DESCRIPTION OF THE TASK:
From the line containing "Enumerate this screenshot's" through the last line of the material, copy every line exactly, both ends inclusive; do not copy pictures.

STORED DATA:
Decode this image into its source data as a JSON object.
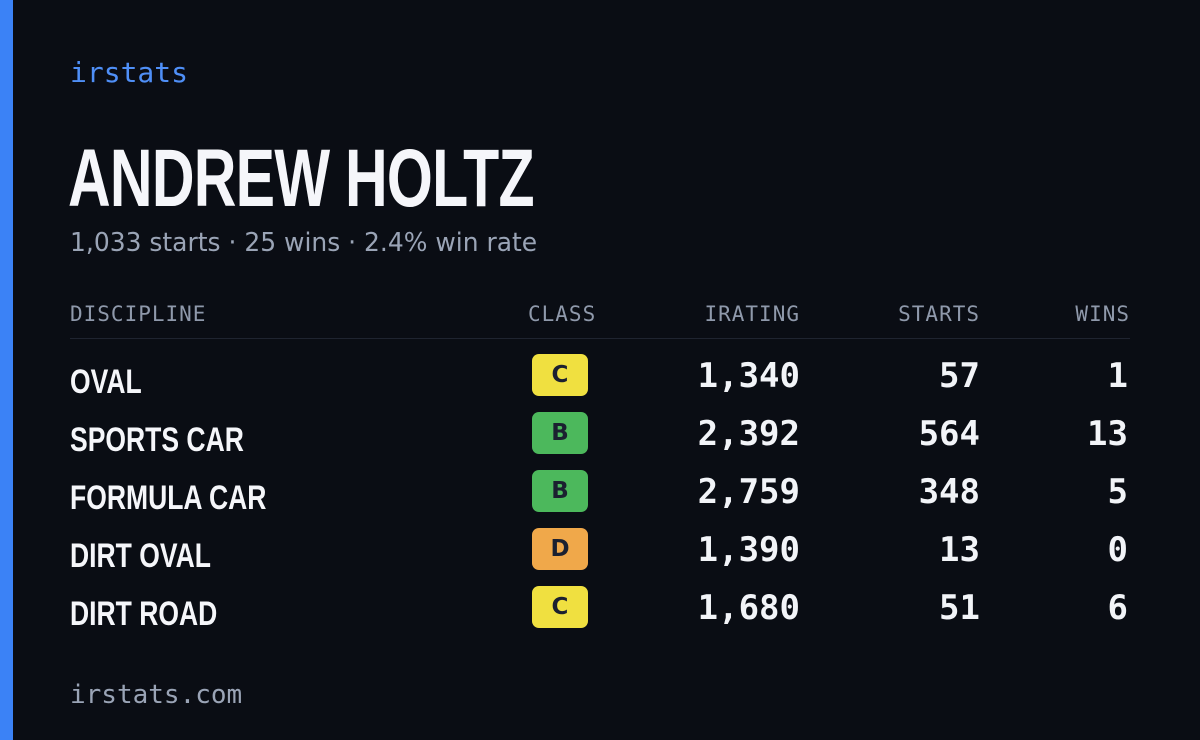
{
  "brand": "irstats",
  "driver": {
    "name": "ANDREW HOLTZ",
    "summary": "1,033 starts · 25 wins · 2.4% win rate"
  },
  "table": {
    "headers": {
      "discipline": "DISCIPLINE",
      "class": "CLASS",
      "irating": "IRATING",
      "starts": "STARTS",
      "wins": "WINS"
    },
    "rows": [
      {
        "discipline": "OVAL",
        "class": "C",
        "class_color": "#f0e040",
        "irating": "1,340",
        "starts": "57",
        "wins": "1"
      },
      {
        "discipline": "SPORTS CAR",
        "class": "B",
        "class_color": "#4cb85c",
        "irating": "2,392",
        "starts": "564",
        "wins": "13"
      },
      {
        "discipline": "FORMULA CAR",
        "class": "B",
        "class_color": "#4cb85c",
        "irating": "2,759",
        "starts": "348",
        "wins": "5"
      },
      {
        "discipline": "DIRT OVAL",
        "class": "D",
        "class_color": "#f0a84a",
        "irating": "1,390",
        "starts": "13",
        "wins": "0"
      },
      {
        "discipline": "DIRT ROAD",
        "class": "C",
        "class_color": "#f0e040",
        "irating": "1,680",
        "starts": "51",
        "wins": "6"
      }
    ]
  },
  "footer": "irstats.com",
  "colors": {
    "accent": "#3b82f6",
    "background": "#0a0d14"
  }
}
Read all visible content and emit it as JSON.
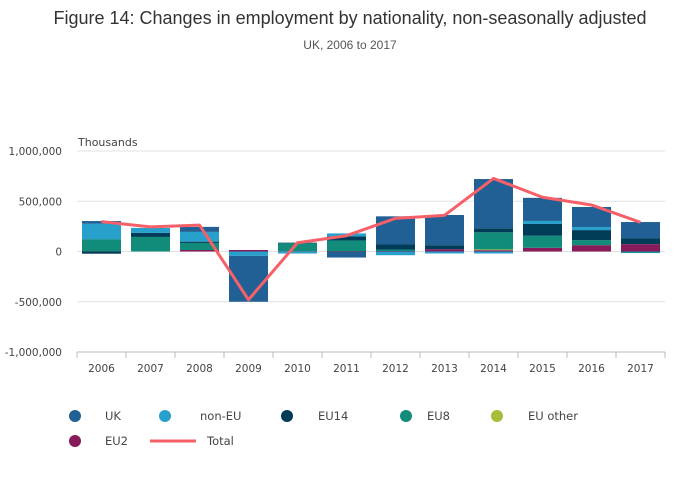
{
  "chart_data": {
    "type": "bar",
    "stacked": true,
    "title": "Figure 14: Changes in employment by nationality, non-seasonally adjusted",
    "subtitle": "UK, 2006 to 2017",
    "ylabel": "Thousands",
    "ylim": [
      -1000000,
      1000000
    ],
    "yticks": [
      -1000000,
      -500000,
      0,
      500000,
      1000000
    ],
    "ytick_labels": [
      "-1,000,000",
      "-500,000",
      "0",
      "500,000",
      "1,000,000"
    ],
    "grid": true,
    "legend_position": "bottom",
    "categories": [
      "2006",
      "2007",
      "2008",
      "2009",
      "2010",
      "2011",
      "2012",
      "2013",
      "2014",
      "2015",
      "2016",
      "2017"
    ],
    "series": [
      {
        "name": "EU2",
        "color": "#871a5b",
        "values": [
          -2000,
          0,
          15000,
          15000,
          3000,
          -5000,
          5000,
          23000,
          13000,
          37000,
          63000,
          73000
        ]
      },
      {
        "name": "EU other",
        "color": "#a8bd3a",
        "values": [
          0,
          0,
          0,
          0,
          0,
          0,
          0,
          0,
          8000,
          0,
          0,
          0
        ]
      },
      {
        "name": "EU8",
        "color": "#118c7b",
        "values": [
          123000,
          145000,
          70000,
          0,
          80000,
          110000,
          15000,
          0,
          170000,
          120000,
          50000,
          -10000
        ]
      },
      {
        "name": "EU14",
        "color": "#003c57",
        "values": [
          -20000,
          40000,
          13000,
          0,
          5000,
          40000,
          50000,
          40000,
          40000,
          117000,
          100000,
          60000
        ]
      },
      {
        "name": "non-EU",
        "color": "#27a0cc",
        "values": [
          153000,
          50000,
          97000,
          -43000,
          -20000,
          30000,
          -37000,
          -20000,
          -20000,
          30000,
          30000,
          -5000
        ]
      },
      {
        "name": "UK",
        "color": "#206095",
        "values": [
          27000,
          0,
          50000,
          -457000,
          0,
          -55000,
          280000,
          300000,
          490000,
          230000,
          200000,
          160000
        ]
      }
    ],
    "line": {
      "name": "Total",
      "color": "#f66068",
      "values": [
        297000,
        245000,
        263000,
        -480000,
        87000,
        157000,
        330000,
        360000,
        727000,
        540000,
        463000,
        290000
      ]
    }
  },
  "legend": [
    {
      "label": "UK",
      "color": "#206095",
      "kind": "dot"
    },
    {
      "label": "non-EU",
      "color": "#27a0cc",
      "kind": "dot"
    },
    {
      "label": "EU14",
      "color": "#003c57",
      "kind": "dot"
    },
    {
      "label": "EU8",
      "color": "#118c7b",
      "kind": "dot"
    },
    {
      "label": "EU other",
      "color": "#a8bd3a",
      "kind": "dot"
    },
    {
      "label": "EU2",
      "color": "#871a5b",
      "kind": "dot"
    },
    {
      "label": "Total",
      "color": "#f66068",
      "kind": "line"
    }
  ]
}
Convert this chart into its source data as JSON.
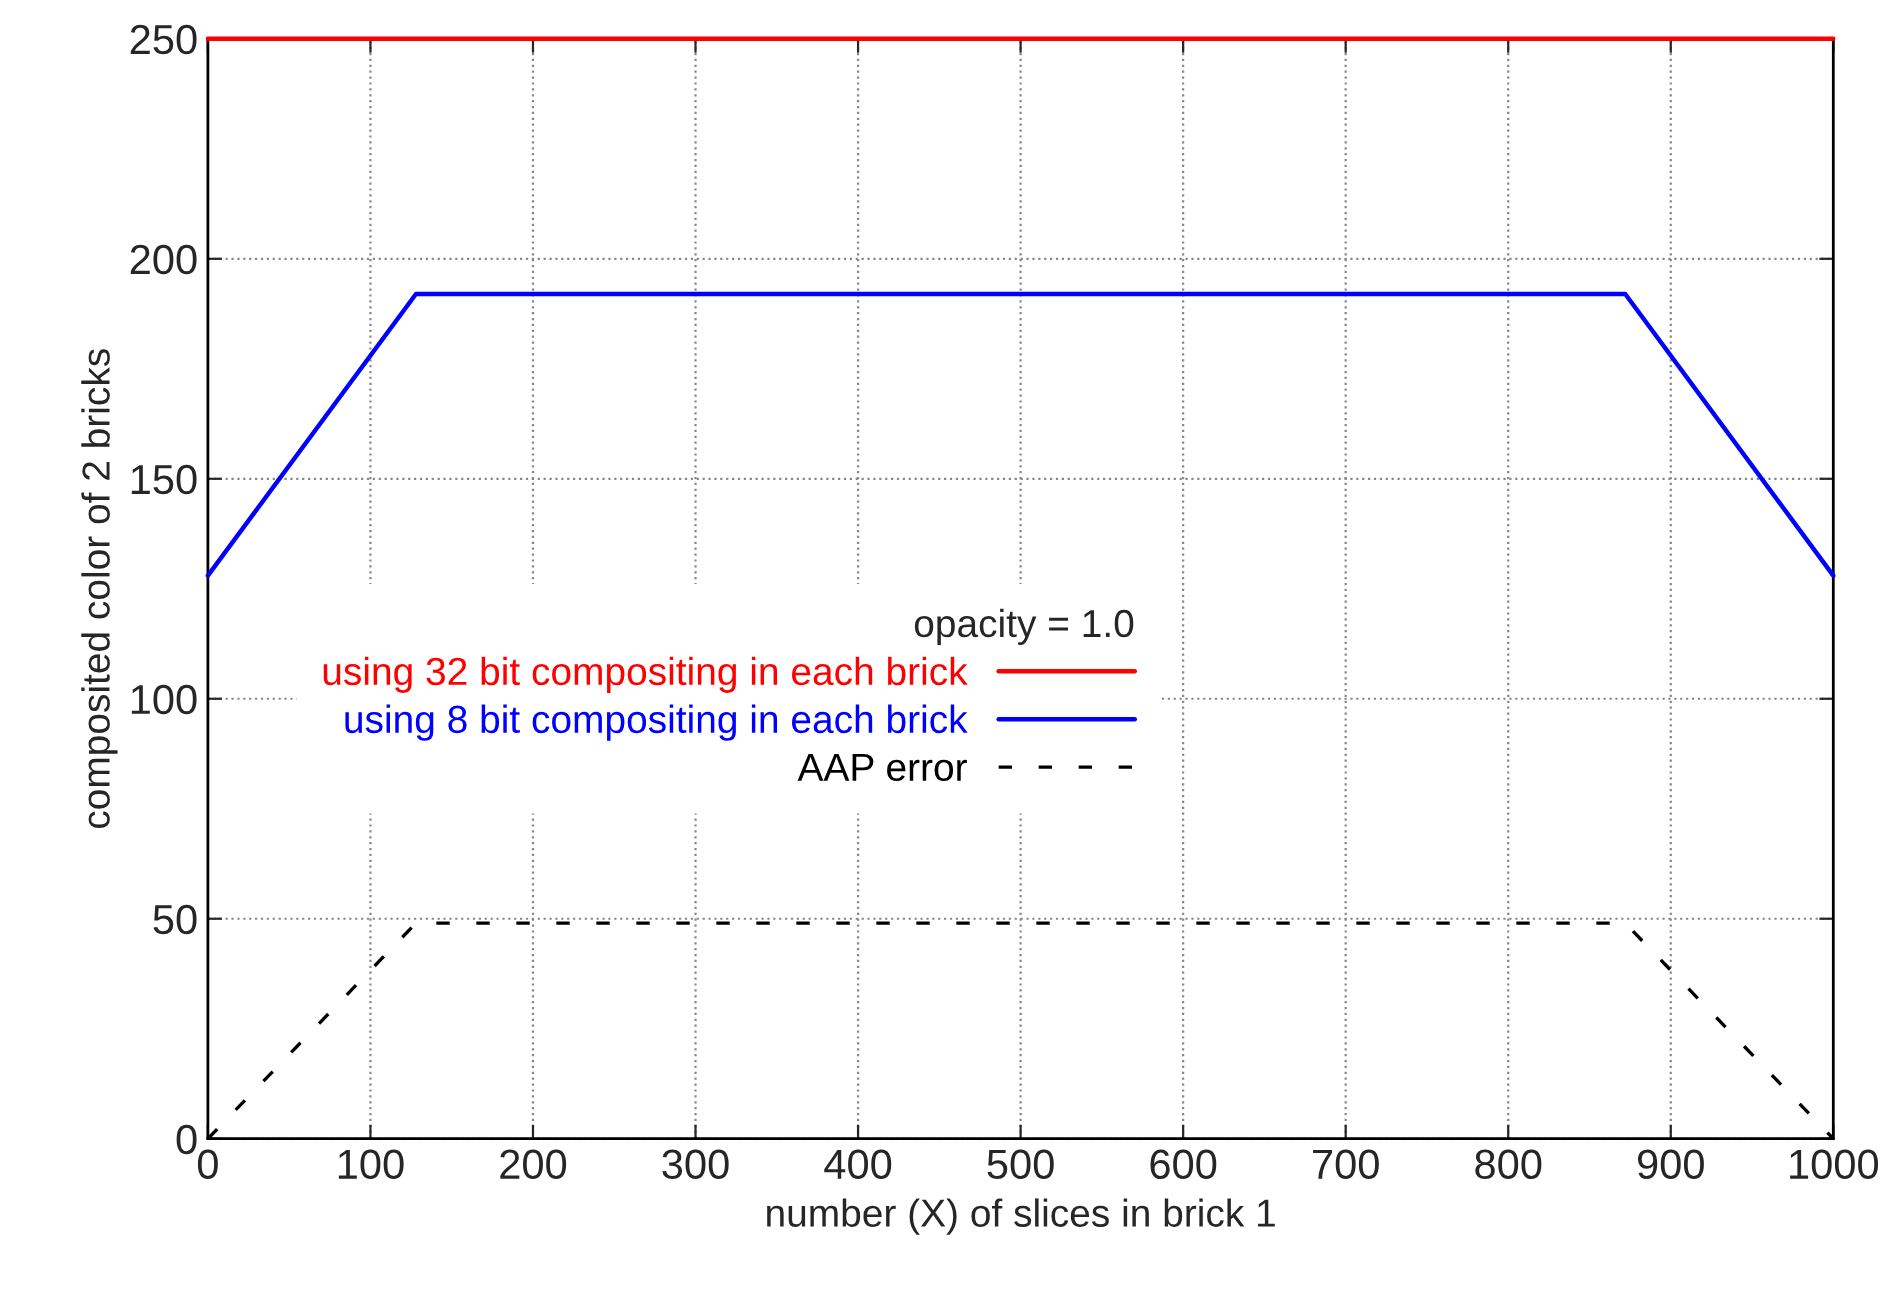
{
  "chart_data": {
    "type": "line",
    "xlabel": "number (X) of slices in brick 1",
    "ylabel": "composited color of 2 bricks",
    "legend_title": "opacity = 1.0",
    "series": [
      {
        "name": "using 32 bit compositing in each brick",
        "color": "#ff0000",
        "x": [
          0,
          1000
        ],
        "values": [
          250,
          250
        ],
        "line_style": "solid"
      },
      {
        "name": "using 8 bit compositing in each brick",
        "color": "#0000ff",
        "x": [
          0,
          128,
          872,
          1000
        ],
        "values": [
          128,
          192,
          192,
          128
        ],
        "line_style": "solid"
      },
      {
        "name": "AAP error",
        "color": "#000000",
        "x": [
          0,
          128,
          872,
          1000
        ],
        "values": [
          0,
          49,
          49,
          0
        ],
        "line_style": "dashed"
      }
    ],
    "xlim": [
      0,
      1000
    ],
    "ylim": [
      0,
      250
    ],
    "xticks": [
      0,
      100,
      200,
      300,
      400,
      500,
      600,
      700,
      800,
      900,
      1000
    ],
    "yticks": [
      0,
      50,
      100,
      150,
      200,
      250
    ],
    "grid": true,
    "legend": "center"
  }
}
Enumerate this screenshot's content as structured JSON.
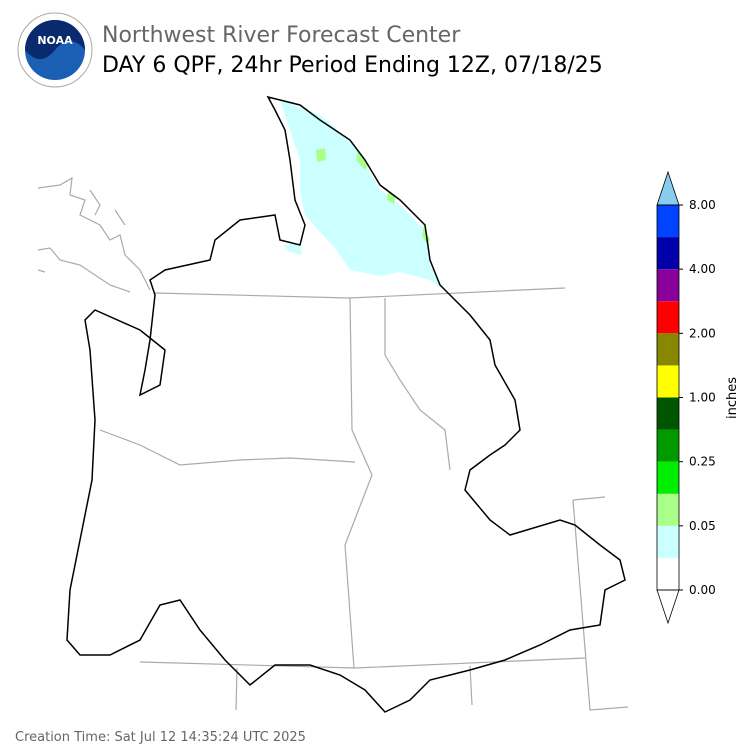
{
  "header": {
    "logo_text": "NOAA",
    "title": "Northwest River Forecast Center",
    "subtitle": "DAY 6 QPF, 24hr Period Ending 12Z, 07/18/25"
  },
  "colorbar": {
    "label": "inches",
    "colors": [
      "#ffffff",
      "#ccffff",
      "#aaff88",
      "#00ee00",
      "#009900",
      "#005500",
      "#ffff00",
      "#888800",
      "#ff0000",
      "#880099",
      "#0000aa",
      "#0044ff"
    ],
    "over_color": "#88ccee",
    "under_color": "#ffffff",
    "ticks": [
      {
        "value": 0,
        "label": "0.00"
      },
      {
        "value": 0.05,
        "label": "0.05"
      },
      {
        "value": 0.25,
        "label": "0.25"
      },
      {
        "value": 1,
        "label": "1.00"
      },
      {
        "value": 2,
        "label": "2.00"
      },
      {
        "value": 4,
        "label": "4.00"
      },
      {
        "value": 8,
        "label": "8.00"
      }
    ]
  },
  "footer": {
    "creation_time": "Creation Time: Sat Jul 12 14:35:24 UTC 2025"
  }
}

SOLUTION TO THIS PROBLEM:
Enumerate this screenshot's content as structured JSON.
{
  "header": {
    "logo_text": "NOAA",
    "title": "Northwest River Forecast Center",
    "subtitle": "DAY 6 QPF, 24hr Period Ending 12Z, 07/18/25"
  },
  "colorbar": {
    "label": "inches",
    "colors": [
      "#ffffff",
      "#ccffff",
      "#aaff88",
      "#00ee00",
      "#009900",
      "#005500",
      "#ffff00",
      "#888800",
      "#ff0000",
      "#880099",
      "#0000aa",
      "#0044ff"
    ],
    "over_color": "#88ccee",
    "under_color": "#ffffff",
    "ticks": [
      {
        "value": 0,
        "label": "0.00"
      },
      {
        "value": 0.05,
        "label": "0.05"
      },
      {
        "value": 0.25,
        "label": "0.25"
      },
      {
        "value": 1,
        "label": "1.00"
      },
      {
        "value": 2,
        "label": "2.00"
      },
      {
        "value": 4,
        "label": "4.00"
      },
      {
        "value": 8,
        "label": "8.00"
      }
    ]
  },
  "footer": {
    "creation_time": "Creation Time: Sat Jul 12 14:35:24 UTC 2025"
  }
}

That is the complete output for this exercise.